* **Task goal**
Where a line in the listing below contains the word "Temperature", copy that line.

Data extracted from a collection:
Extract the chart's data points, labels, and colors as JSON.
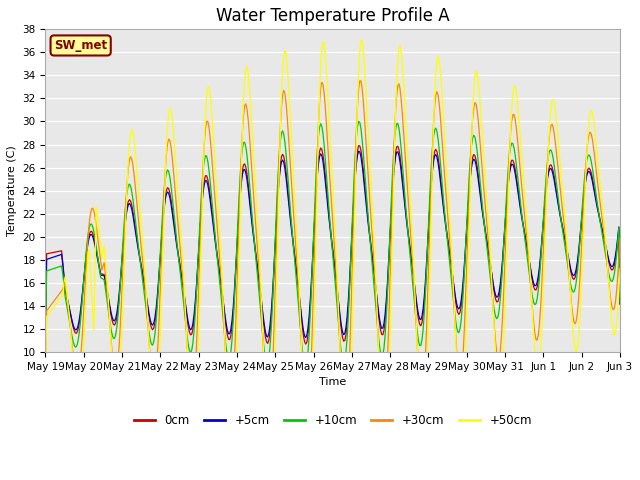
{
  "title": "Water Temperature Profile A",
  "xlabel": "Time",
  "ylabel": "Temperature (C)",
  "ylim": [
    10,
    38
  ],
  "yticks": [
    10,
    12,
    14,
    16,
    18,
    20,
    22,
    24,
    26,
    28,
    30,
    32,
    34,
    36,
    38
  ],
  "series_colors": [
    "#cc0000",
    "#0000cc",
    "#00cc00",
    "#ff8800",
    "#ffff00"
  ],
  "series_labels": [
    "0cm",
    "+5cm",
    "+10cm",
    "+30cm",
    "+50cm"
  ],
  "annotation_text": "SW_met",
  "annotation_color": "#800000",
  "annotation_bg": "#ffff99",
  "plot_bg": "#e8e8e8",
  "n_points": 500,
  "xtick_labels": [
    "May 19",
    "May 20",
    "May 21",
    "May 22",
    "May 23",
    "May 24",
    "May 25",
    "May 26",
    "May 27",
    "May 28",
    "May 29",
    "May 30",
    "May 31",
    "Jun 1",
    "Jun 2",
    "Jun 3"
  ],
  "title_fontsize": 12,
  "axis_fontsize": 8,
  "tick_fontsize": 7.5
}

* **Full output**
  "title": "Water Temperature Profile A",
  "ylabel": "Temperature (C)",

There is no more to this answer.